» **Texte fourni**:
++++
La clause de réparation est connue du droit français. Introduite à la faveur de la loi « Climat et résilience » (loi n° 2021-1104 du 22 août 2021 « portant lutte contre le dérèglement climatique et renforcement de la résilience face à ses effets »), elle vise à libéraliser le marché des pièces détachées des véhicules automobiles. Pour ce faire, elle mobilise deux axes : d’une part, la création d’exceptions au droit des dessins et modèles et au droit d’auteur et, d’autre part, la limitation de la durée du droit exclusif de dessin et modèle pour certaines pièces de rechange. Mais l’action du législateur français, complexe dans le résultat, avait de quoi étonner alors que le « paquet européen Dessins et modèles » était annoncé.

 

  1. Contexte

 

On sait que le droit des dessins et modèles offre une protection aux pièces détachées d’un produit complexe pour peu qu’elles restent visibles lors d’une utilisation normale du produit, qu’elles remplissent les conditions de nouveauté et de caractère propre et que les formes ne soient pas exclusivement fonctionnelles. Cette voie permet notamment aux constructeurs automobiles de réserver les pèces détachées telles que les rétroviseurs, les pièces de carrosserie, les optiques, etc. Le droit d’auteur peut également être sollicité, au nom du principe de l’unité de l’art, si le critère d’originalité de la forme est rempli.

 

La directive 98/71/CE du 13 octobre 1998 sur la protection juridique des dessins ou modèles n’a pas proposé d’harmonisation de la question des pièces de rechange, se restreignant à une « disposition transitoire » (art. 14) limitée au bénéfice de la libéralisation du marché, faute de consensus entre les Etats membres. Le règlement (CE) 6/2002 s’est maladroitement emparé du sujet, en imposant une exception aux termes de laquelle « une protection au titre de dessin ou modèle communautaire n’existe pas à l’égard d’un dessin ou modèle qui constitue une pièce d’un produit complexe qui est utilisée au sens de l’article 19, paragraphe 1, dans le but de permettre la réparation de ce produit complexe en vue de lui rendre son apparence initiale ». Mais l’interprétation de la CJUE devait réduire à peau de chagrin cette velléité de clause de réparation : dans un arrêt du 20 décembre 2017 (CJUE, 20 déc. 2017, aff. jtes C-397/16 et C-435/16, Porsche et Audi, pts 69 et s.), la Cour a en effet limité le bénéfice de la dérogation à la réparation d’un produit complexe devenu défectueux, excluant dès lors les motifs d’agrément ou de simple convenance esthétique, et sous réserve que l’apparence du produit complexe reste visuellement identique à celle de la mise sur le marché du produit.
++++
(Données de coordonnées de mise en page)
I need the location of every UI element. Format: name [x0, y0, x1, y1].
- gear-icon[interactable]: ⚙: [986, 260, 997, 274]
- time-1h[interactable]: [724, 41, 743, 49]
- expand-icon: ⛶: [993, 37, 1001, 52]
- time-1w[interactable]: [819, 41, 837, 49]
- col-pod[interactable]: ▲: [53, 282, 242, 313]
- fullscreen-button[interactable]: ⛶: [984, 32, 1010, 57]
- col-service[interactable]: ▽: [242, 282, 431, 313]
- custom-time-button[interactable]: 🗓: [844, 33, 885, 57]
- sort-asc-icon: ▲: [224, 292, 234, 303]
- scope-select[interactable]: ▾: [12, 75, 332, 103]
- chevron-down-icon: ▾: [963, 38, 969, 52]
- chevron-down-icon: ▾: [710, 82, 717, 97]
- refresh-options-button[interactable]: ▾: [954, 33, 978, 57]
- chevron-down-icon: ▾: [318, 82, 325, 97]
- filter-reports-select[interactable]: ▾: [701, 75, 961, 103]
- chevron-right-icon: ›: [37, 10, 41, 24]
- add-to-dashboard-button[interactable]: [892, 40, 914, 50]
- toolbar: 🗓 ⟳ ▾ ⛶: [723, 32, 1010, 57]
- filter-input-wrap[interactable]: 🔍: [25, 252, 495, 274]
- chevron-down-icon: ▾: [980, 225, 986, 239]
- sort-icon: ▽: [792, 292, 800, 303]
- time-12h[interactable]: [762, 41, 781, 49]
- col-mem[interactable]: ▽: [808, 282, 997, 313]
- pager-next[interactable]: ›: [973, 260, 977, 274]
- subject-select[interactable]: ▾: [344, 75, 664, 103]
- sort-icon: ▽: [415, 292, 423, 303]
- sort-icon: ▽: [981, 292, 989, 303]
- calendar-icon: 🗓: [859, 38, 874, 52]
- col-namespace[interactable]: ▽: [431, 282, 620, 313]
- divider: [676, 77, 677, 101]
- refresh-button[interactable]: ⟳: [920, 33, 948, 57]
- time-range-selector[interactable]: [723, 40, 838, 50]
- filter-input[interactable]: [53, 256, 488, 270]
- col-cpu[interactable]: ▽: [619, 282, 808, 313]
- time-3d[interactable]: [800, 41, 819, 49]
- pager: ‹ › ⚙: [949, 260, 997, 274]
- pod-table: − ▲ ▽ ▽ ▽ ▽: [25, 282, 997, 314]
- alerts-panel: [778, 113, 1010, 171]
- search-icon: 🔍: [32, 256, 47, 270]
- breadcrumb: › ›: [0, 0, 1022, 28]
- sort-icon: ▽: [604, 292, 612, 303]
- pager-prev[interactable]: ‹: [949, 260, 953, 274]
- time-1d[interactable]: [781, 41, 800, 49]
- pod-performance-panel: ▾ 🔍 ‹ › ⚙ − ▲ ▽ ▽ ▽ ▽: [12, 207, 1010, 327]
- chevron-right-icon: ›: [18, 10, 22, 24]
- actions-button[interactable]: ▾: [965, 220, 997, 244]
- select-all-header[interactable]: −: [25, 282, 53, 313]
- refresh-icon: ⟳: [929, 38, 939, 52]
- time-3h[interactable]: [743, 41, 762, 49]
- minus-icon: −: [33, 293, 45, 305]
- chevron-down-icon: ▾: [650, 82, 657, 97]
++++
» **Objectif 1**: Selon le texte sur la clause de réparation, quelle loi a introduit cette clause en droit français ?
» **Objectif 2**: Reproduisez le passage du texte sur la clause de réparation qui commence aux mots « On sait que » et s'arrête après les mots « forme est rempli. ».

» **Bonne réponse 1**: La loi « Climat et résilience », c'est-à-dire la loi n° 2021-1104 du 22 août 2021.

» **Bonne réponse 2**:
On sait que le droit des dessins et modèles offre une protection aux pièces détachées d’un produit complexe pour peu qu’elles restent visibles lors d’une utilisation normale du produit, qu’elles remplissent les conditions de nouveauté et de caractère propre et que les formes ne soient pas exclusivement fonctionnelles. Cette voie permet notamment aux constructeurs automobiles de réserver les pèces détachées telles que les rétroviseurs, les pièces de carrosserie, les optiques, etc. Le droit d’auteur peut également être sollicité, au nom du principe de l’unité de l’art, si le critère d’originalité de la forme est rempli.